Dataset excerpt
** Start **

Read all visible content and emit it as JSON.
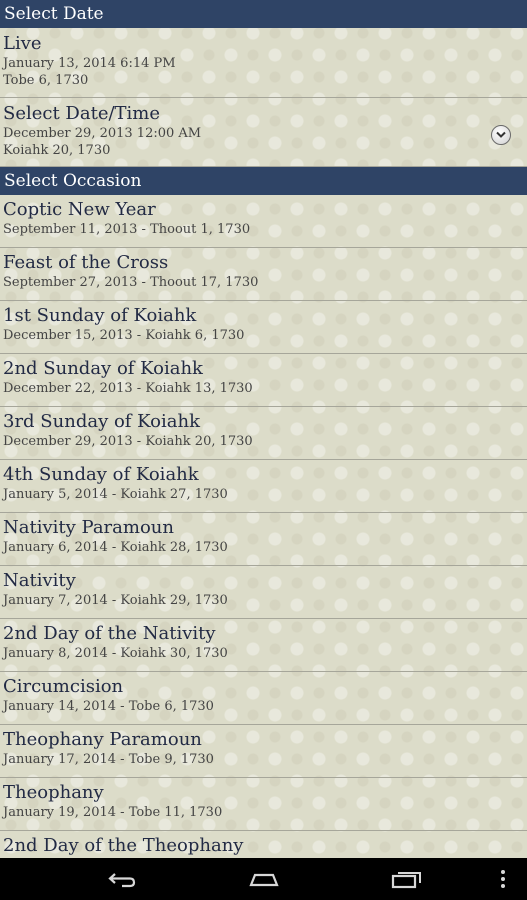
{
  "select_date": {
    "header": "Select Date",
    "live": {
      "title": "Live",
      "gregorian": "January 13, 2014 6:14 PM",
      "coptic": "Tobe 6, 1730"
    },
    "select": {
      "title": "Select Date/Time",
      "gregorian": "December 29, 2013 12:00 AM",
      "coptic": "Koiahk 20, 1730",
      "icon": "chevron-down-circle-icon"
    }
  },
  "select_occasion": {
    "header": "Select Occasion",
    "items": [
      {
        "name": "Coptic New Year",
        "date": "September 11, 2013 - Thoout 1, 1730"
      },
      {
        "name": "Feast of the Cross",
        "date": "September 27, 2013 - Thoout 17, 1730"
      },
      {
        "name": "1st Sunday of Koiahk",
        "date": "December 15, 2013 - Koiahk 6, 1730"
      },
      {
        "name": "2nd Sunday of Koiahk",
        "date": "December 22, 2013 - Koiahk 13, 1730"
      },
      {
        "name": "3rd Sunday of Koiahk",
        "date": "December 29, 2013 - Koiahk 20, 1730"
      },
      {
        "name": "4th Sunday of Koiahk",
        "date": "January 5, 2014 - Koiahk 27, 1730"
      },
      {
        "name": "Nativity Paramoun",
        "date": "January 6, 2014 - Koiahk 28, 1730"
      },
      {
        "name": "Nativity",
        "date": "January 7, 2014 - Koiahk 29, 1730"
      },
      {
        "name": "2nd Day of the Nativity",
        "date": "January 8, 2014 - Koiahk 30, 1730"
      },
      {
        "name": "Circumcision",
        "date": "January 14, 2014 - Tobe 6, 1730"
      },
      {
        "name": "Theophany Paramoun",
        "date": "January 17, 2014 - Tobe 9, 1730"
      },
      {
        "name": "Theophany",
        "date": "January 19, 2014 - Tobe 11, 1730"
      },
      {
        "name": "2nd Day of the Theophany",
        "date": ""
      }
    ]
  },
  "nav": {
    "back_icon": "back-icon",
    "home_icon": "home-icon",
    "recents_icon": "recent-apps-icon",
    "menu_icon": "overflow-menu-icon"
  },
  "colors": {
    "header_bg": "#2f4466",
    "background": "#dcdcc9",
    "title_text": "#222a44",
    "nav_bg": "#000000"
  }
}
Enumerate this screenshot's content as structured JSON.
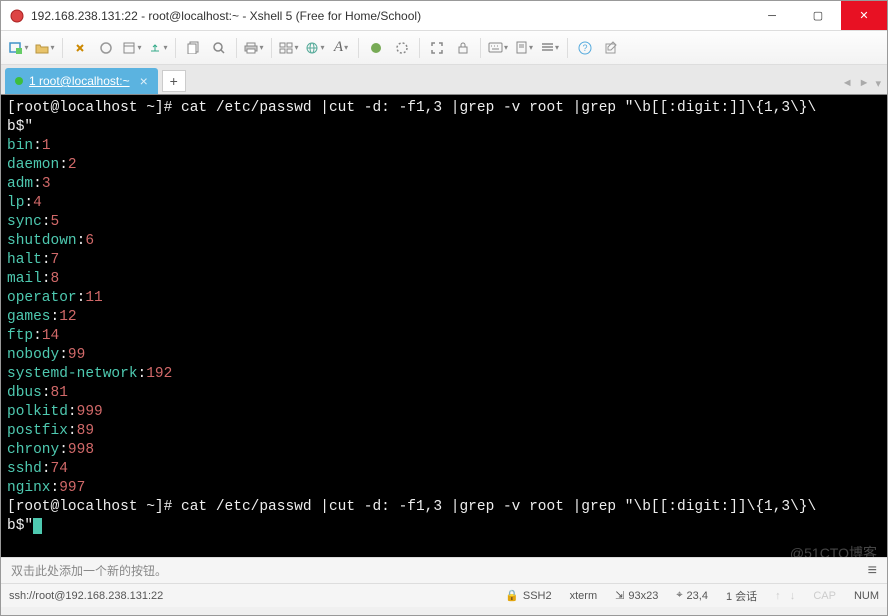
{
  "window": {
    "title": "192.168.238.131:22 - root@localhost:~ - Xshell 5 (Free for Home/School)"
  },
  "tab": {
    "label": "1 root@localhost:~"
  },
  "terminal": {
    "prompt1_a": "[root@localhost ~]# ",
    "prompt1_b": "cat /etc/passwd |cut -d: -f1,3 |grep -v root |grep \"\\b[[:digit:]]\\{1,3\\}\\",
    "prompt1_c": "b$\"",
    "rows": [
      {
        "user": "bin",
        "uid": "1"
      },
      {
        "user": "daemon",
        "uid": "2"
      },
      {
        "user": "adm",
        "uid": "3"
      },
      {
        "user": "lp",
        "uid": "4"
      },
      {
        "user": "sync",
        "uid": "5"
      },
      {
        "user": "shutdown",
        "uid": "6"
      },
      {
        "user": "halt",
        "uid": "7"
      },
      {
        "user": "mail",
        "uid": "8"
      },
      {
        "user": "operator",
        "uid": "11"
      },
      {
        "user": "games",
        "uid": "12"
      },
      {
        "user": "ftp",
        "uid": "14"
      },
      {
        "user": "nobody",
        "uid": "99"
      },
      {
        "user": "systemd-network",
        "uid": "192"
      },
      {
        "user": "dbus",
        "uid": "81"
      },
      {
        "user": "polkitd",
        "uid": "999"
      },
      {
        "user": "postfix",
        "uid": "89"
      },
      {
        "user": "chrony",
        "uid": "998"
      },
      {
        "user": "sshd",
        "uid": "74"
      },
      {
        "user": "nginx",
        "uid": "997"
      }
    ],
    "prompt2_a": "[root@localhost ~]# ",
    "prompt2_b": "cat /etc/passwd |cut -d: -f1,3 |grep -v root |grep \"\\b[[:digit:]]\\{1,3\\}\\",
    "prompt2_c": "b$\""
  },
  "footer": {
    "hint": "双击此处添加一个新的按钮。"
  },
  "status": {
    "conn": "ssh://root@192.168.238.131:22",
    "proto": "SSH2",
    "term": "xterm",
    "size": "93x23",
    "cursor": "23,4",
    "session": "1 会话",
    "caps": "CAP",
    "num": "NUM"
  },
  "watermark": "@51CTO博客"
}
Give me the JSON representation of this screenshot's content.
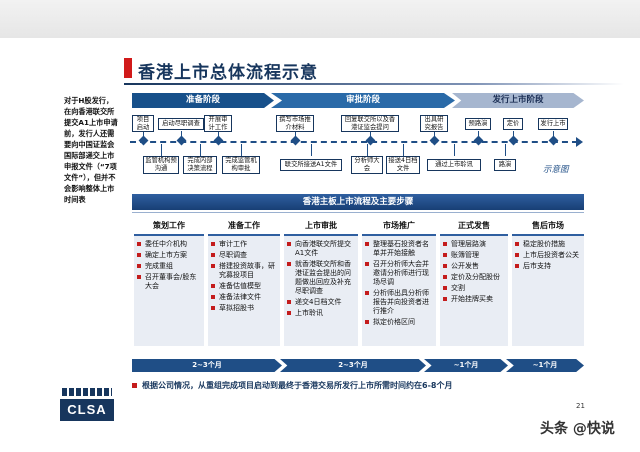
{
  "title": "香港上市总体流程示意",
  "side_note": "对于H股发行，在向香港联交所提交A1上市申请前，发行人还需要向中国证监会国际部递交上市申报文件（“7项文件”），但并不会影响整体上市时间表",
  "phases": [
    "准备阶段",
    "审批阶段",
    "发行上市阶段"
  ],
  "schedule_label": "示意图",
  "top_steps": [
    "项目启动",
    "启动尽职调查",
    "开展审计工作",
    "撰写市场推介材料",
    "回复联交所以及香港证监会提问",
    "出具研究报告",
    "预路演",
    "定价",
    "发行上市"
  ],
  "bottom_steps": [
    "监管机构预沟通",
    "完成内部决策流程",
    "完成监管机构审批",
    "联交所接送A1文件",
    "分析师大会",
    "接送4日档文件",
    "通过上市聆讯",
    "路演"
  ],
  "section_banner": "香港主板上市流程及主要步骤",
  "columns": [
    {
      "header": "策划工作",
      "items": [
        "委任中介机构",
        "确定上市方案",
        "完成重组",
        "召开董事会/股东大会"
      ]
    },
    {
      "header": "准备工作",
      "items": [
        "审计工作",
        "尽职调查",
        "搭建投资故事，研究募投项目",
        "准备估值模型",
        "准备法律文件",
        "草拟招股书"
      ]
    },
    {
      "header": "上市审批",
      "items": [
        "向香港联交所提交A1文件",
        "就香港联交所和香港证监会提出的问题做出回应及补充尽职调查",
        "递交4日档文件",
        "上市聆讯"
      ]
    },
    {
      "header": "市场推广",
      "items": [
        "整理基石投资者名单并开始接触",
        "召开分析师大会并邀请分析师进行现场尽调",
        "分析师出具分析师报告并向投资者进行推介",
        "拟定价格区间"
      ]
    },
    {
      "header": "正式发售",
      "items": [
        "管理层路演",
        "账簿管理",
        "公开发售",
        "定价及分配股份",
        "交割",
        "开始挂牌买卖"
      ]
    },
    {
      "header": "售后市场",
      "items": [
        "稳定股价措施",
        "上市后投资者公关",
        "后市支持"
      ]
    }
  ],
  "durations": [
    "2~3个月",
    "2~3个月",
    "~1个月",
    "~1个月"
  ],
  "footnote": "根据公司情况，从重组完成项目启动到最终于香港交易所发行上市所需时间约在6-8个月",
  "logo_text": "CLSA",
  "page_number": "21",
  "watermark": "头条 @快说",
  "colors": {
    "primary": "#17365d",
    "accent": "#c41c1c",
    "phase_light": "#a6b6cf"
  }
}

** End **

WRITTEN INSTRUCTION
Pictures are excluded; copy all other data exactly as shown.

WRITTEN RESPONSE
Read all visible content and emit it as JSON.
{
  "select_date": {
    "header": "Select Date",
    "live": {
      "title": "Live",
      "gregorian": "January 13, 2014 6:14 PM",
      "coptic": "Tobe 6, 1730"
    },
    "select": {
      "title": "Select Date/Time",
      "gregorian": "December 29, 2013 12:00 AM",
      "coptic": "Koiahk 20, 1730",
      "icon": "chevron-down-circle-icon"
    }
  },
  "select_occasion": {
    "header": "Select Occasion",
    "items": [
      {
        "name": "Coptic New Year",
        "date": "September 11, 2013 - Thoout 1, 1730"
      },
      {
        "name": "Feast of the Cross",
        "date": "September 27, 2013 - Thoout 17, 1730"
      },
      {
        "name": "1st Sunday of Koiahk",
        "date": "December 15, 2013 - Koiahk 6, 1730"
      },
      {
        "name": "2nd Sunday of Koiahk",
        "date": "December 22, 2013 - Koiahk 13, 1730"
      },
      {
        "name": "3rd Sunday of Koiahk",
        "date": "December 29, 2013 - Koiahk 20, 1730"
      },
      {
        "name": "4th Sunday of Koiahk",
        "date": "January 5, 2014 - Koiahk 27, 1730"
      },
      {
        "name": "Nativity Paramoun",
        "date": "January 6, 2014 - Koiahk 28, 1730"
      },
      {
        "name": "Nativity",
        "date": "January 7, 2014 - Koiahk 29, 1730"
      },
      {
        "name": "2nd Day of the Nativity",
        "date": "January 8, 2014 - Koiahk 30, 1730"
      },
      {
        "name": "Circumcision",
        "date": "January 14, 2014 - Tobe 6, 1730"
      },
      {
        "name": "Theophany Paramoun",
        "date": "January 17, 2014 - Tobe 9, 1730"
      },
      {
        "name": "Theophany",
        "date": "January 19, 2014 - Tobe 11, 1730"
      },
      {
        "name": "2nd Day of the Theophany",
        "date": ""
      }
    ]
  },
  "nav": {
    "back_icon": "back-icon",
    "home_icon": "home-icon",
    "recents_icon": "recent-apps-icon",
    "menu_icon": "overflow-menu-icon"
  },
  "colors": {
    "header_bg": "#2f4466",
    "background": "#dcdcc9",
    "title_text": "#222a44",
    "nav_bg": "#000000"
  }
}
Enumerate this screenshot's content as structured JSON.
{
  "window": {
    "title": "192.168.238.131:22 - root@localhost:~ - Xshell 5 (Free for Home/School)"
  },
  "tab": {
    "label": "1 root@localhost:~"
  },
  "terminal": {
    "prompt1_a": "[root@localhost ~]# ",
    "prompt1_b": "cat /etc/passwd |cut -d: -f1,3 |grep -v root |grep \"\\b[[:digit:]]\\{1,3\\}\\",
    "prompt1_c": "b$\"",
    "rows": [
      {
        "user": "bin",
        "uid": "1"
      },
      {
        "user": "daemon",
        "uid": "2"
      },
      {
        "user": "adm",
        "uid": "3"
      },
      {
        "user": "lp",
        "uid": "4"
      },
      {
        "user": "sync",
        "uid": "5"
      },
      {
        "user": "shutdown",
        "uid": "6"
      },
      {
        "user": "halt",
        "uid": "7"
      },
      {
        "user": "mail",
        "uid": "8"
      },
      {
        "user": "operator",
        "uid": "11"
      },
      {
        "user": "games",
        "uid": "12"
      },
      {
        "user": "ftp",
        "uid": "14"
      },
      {
        "user": "nobody",
        "uid": "99"
      },
      {
        "user": "systemd-network",
        "uid": "192"
      },
      {
        "user": "dbus",
        "uid": "81"
      },
      {
        "user": "polkitd",
        "uid": "999"
      },
      {
        "user": "postfix",
        "uid": "89"
      },
      {
        "user": "chrony",
        "uid": "998"
      },
      {
        "user": "sshd",
        "uid": "74"
      },
      {
        "user": "nginx",
        "uid": "997"
      }
    ],
    "prompt2_a": "[root@localhost ~]# ",
    "prompt2_b": "cat /etc/passwd |cut -d: -f1,3 |grep -v root |grep \"\\b[[:digit:]]\\{1,3\\}\\",
    "prompt2_c": "b$\""
  },
  "footer": {
    "hint": "双击此处添加一个新的按钮。"
  },
  "status": {
    "conn": "ssh://root@192.168.238.131:22",
    "proto": "SSH2",
    "term": "xterm",
    "size": "93x23",
    "cursor": "23,4",
    "session": "1 会话",
    "caps": "CAP",
    "num": "NUM"
  },
  "watermark": "@51CTO博客"
}
Give me the JSON representation of this screenshot's content.
{
  "title": "香港上市总体流程示意",
  "side_note": "对于H股发行，在向香港联交所提交A1上市申请前，发行人还需要向中国证监会国际部递交上市申报文件（“7项文件”），但并不会影响整体上市时间表",
  "phases": [
    "准备阶段",
    "审批阶段",
    "发行上市阶段"
  ],
  "schedule_label": "示意图",
  "top_steps": [
    "项目启动",
    "启动尽职调查",
    "开展审计工作",
    "撰写市场推介材料",
    "回复联交所以及香港证监会提问",
    "出具研究报告",
    "预路演",
    "定价",
    "发行上市"
  ],
  "bottom_steps": [
    "监管机构预沟通",
    "完成内部决策流程",
    "完成监管机构审批",
    "联交所接送A1文件",
    "分析师大会",
    "接送4日档文件",
    "通过上市聆讯",
    "路演"
  ],
  "section_banner": "香港主板上市流程及主要步骤",
  "columns": [
    {
      "header": "策划工作",
      "items": [
        "委任中介机构",
        "确定上市方案",
        "完成重组",
        "召开董事会/股东大会"
      ]
    },
    {
      "header": "准备工作",
      "items": [
        "审计工作",
        "尽职调查",
        "搭建投资故事，研究募投项目",
        "准备估值模型",
        "准备法律文件",
        "草拟招股书"
      ]
    },
    {
      "header": "上市审批",
      "items": [
        "向香港联交所提交A1文件",
        "就香港联交所和香港证监会提出的问题做出回应及补充尽职调查",
        "递交4日档文件",
        "上市聆讯"
      ]
    },
    {
      "header": "市场推广",
      "items": [
        "整理基石投资者名单并开始接触",
        "召开分析师大会并邀请分析师进行现场尽调",
        "分析师出具分析师报告并向投资者进行推介",
        "拟定价格区间"
      ]
    },
    {
      "header": "正式发售",
      "items": [
        "管理层路演",
        "账簿管理",
        "公开发售",
        "定价及分配股份",
        "交割",
        "开始挂牌买卖"
      ]
    },
    {
      "header": "售后市场",
      "items": [
        "稳定股价措施",
        "上市后投资者公关",
        "后市支持"
      ]
    }
  ],
  "durations": [
    "2~3个月",
    "2~3个月",
    "~1个月",
    "~1个月"
  ],
  "footnote": "根据公司情况，从重组完成项目启动到最终于香港交易所发行上市所需时间约在6-8个月",
  "logo_text": "CLSA",
  "page_number": "21",
  "watermark": "头条 @快说",
  "colors": {
    "primary": "#17365d",
    "accent": "#c41c1c",
    "phase_light": "#a6b6cf"
  }
}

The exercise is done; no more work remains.